Do this -
Check each line of the records below and collect those that include the word "Mundial".
## Begin Data shown
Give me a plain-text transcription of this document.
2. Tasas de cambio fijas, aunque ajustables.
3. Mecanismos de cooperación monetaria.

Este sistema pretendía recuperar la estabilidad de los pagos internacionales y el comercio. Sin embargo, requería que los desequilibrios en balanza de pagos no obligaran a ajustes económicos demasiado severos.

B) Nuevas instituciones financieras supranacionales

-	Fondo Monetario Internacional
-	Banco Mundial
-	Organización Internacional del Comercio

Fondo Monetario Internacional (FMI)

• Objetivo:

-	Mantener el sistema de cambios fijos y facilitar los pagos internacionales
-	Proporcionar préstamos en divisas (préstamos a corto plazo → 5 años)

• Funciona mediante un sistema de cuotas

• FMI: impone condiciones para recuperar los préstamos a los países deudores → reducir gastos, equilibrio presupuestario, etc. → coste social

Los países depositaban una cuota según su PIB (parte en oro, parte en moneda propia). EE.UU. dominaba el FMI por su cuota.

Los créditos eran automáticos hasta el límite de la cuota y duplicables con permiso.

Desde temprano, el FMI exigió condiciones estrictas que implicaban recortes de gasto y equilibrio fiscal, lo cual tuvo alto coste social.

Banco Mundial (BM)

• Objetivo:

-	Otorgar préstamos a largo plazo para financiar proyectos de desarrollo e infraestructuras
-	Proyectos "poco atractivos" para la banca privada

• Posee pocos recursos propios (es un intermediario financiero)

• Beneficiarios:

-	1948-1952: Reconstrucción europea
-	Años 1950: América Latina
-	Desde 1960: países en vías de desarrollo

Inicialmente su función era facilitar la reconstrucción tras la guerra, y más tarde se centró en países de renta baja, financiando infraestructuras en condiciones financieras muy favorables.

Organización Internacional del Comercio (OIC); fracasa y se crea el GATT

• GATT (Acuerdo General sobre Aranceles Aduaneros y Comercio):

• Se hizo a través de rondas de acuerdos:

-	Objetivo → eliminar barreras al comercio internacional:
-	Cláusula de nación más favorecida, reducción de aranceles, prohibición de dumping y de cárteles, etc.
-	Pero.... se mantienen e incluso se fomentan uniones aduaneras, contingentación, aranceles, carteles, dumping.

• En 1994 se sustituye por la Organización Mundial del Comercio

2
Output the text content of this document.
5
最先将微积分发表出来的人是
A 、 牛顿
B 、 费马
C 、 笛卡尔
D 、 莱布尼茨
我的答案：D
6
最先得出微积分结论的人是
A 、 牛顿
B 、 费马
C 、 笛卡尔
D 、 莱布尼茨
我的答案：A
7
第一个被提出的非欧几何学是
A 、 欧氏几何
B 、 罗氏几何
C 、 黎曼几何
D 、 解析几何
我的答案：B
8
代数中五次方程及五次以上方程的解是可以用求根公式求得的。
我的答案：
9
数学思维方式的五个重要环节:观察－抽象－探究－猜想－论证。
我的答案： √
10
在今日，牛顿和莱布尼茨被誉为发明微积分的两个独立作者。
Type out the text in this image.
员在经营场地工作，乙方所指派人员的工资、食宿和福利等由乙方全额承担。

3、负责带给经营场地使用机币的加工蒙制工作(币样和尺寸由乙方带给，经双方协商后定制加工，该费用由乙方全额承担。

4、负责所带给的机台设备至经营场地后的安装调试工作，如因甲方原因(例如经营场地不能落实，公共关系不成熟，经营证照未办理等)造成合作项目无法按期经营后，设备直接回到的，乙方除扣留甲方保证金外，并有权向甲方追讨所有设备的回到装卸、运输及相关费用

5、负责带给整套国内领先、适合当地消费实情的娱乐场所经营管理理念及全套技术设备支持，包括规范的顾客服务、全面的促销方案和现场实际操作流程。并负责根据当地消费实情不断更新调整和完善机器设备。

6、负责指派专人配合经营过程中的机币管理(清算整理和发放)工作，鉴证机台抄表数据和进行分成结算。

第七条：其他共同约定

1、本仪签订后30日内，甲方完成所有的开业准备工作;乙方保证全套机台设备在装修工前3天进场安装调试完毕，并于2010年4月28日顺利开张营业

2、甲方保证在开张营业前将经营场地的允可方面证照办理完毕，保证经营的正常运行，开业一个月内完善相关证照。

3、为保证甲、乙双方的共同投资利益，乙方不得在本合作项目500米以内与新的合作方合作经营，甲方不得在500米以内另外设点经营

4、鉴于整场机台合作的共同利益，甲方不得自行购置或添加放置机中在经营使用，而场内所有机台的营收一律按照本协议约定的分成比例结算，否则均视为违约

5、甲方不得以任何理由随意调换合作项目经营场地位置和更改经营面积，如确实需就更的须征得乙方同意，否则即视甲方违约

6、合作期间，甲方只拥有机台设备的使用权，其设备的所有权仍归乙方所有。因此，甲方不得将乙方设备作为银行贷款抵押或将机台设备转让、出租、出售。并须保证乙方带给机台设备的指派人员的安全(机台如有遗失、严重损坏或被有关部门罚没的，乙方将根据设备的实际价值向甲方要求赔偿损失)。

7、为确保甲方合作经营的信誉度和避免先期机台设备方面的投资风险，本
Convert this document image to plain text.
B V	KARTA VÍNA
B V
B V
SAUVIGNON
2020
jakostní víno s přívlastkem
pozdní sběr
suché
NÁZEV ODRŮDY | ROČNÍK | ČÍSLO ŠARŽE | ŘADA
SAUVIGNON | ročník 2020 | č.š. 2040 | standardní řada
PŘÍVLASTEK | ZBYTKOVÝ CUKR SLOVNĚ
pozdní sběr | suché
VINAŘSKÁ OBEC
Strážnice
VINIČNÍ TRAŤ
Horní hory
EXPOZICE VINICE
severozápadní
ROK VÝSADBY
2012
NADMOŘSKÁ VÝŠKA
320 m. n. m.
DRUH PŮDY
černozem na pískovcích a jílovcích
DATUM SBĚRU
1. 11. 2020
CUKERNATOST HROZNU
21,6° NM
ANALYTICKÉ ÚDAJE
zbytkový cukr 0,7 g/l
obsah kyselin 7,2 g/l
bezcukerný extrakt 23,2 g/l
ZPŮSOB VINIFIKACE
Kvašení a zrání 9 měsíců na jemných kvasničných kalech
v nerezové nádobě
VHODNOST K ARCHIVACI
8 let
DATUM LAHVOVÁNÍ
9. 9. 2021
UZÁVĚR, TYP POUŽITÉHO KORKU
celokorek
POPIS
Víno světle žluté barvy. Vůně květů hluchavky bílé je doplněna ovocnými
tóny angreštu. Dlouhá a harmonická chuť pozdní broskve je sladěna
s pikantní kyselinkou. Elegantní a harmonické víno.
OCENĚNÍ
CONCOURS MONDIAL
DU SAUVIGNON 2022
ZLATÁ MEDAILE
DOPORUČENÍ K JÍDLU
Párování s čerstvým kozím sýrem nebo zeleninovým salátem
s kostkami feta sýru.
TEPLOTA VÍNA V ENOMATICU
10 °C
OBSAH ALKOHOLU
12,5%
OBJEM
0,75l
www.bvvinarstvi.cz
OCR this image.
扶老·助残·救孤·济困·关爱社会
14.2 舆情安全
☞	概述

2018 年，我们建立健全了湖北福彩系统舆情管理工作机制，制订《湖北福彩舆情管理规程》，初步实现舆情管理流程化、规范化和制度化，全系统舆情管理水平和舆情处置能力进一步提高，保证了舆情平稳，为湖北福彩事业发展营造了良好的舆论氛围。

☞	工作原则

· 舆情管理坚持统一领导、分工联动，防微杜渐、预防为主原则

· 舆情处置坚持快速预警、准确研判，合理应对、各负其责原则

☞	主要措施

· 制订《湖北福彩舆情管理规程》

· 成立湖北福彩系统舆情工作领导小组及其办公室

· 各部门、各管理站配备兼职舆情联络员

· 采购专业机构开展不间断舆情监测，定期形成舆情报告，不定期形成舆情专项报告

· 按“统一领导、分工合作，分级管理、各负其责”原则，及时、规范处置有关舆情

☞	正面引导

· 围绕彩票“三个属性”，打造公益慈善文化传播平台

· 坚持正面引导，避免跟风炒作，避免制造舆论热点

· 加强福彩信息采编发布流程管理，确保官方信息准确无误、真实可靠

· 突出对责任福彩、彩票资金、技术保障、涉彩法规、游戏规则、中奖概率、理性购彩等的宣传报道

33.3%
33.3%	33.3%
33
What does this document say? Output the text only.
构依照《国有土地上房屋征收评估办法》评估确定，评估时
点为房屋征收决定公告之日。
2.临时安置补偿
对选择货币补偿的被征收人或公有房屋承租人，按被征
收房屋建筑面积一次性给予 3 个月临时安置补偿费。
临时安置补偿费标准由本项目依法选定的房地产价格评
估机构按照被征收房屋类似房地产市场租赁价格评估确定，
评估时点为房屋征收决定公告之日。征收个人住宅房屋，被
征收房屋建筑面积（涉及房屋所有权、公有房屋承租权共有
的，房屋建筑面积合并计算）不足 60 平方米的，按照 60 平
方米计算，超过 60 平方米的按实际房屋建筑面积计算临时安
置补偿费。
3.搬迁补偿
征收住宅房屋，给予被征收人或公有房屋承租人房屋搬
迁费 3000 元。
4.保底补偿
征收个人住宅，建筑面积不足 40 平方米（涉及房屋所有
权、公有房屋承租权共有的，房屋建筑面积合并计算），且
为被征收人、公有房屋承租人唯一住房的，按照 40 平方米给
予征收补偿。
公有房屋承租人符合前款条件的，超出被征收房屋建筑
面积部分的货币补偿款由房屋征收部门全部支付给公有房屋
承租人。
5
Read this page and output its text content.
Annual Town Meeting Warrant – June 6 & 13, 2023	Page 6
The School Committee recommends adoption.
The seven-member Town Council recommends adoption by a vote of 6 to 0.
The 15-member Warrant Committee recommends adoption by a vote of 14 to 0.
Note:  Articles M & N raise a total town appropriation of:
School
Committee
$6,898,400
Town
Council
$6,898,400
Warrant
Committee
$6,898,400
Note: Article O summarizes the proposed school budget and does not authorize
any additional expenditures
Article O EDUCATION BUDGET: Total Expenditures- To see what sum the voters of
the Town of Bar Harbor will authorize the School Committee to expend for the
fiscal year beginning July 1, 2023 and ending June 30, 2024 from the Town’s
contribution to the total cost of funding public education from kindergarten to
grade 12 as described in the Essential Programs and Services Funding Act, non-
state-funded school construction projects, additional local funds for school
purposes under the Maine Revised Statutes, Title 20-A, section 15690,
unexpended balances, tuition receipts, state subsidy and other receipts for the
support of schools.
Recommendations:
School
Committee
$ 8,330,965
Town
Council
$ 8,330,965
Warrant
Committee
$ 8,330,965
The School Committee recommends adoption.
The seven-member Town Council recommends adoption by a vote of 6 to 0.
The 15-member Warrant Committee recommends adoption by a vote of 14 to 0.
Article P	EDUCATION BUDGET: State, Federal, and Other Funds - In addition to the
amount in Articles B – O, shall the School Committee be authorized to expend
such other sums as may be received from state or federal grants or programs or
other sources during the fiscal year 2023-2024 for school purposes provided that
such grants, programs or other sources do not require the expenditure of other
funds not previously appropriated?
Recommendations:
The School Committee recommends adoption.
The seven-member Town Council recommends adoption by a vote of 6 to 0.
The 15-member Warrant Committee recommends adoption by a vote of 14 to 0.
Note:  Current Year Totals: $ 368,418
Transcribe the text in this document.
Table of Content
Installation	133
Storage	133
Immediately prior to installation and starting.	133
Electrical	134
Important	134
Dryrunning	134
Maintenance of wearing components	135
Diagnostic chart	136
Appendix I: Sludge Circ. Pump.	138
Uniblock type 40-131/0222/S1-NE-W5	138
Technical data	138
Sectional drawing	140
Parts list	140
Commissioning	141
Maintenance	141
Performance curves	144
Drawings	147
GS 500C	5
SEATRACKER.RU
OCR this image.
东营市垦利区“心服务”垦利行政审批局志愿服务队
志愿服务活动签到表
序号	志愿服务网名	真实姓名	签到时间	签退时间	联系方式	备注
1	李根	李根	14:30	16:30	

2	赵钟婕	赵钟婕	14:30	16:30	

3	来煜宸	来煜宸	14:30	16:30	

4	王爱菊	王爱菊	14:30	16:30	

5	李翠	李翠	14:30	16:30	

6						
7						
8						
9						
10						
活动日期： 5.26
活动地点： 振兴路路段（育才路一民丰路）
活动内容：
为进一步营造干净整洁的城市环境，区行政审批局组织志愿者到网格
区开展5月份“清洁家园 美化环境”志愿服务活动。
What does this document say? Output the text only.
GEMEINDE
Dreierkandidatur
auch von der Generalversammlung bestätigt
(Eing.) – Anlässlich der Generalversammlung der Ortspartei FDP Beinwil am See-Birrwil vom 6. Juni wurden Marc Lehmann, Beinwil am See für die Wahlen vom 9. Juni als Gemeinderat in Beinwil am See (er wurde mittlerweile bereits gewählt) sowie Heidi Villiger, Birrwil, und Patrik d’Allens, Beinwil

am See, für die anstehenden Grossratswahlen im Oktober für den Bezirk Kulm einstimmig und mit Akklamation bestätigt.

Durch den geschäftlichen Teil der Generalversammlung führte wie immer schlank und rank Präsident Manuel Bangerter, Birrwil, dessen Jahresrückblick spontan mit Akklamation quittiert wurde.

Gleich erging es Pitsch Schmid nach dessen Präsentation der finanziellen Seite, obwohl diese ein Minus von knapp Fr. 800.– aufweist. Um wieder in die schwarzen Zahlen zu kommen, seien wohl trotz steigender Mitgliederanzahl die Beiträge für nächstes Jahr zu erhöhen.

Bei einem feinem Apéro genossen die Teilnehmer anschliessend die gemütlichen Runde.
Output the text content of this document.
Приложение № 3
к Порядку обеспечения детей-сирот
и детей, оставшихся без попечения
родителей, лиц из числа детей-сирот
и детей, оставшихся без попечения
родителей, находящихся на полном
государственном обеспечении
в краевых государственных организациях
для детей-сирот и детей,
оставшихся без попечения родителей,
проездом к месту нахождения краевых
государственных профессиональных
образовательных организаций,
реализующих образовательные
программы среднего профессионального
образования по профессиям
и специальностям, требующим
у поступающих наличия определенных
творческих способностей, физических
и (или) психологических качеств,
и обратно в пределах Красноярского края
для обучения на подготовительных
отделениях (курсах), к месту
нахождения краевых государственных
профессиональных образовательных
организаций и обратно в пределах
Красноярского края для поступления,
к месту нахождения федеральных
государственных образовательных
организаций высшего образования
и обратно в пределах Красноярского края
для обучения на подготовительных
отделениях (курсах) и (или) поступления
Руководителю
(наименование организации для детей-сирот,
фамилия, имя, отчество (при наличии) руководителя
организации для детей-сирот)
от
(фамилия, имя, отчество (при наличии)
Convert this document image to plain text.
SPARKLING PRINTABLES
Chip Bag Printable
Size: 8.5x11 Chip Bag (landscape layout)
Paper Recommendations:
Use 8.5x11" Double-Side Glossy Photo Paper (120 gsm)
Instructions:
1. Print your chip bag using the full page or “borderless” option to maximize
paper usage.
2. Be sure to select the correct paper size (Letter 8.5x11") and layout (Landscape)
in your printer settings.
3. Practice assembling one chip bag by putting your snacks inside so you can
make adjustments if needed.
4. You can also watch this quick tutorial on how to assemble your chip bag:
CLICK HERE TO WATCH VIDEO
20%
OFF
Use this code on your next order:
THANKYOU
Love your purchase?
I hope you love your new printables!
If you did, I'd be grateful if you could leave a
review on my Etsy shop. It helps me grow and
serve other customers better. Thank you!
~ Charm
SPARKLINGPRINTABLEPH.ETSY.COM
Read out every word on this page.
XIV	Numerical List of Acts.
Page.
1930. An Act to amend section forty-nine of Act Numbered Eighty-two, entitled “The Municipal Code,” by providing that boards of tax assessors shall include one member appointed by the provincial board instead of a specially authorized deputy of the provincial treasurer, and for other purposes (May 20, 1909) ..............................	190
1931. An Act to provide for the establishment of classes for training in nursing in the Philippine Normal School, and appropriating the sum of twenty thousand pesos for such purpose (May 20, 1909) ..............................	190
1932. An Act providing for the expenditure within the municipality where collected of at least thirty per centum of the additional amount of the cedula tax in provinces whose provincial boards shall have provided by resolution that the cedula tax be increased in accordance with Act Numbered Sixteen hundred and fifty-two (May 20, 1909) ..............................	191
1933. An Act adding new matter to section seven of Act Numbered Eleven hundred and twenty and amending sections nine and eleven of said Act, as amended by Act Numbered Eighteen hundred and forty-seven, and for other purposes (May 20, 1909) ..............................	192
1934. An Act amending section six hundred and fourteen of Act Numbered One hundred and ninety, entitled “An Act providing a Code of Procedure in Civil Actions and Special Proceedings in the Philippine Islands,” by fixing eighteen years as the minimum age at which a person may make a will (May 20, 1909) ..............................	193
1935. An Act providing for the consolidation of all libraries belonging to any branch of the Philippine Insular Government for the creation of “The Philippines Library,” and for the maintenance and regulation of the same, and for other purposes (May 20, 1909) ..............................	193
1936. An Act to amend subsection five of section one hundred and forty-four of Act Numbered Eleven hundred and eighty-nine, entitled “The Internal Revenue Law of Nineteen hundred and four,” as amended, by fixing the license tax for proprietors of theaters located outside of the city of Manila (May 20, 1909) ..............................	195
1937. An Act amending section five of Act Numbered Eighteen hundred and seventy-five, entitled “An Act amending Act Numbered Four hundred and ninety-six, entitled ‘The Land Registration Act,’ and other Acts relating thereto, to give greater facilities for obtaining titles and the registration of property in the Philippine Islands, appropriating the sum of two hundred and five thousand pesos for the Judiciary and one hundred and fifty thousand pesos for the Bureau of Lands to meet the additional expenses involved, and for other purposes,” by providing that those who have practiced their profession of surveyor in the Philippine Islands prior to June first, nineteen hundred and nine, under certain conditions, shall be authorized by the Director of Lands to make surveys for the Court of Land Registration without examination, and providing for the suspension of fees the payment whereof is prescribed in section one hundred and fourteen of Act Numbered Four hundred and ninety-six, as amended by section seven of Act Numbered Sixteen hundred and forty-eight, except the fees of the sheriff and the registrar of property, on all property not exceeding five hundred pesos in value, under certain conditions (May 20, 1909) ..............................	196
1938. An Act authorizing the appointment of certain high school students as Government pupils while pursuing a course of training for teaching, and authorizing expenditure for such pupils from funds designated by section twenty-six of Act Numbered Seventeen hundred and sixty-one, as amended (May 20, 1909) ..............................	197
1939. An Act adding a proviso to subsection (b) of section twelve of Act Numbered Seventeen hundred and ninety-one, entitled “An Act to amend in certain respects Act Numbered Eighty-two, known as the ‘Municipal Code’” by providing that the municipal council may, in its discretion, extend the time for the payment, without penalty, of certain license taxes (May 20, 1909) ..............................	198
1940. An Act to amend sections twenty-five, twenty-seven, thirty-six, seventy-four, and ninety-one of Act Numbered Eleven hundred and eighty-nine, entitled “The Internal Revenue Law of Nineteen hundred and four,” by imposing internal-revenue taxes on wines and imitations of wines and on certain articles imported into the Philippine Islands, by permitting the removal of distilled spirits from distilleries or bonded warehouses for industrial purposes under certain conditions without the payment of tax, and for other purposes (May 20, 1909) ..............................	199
## End Data shown
Exercise output -
-	Banco Mundial
Banco Mundial (BM)
• En 1994 se sustituye por la Organización Mundial del Comercio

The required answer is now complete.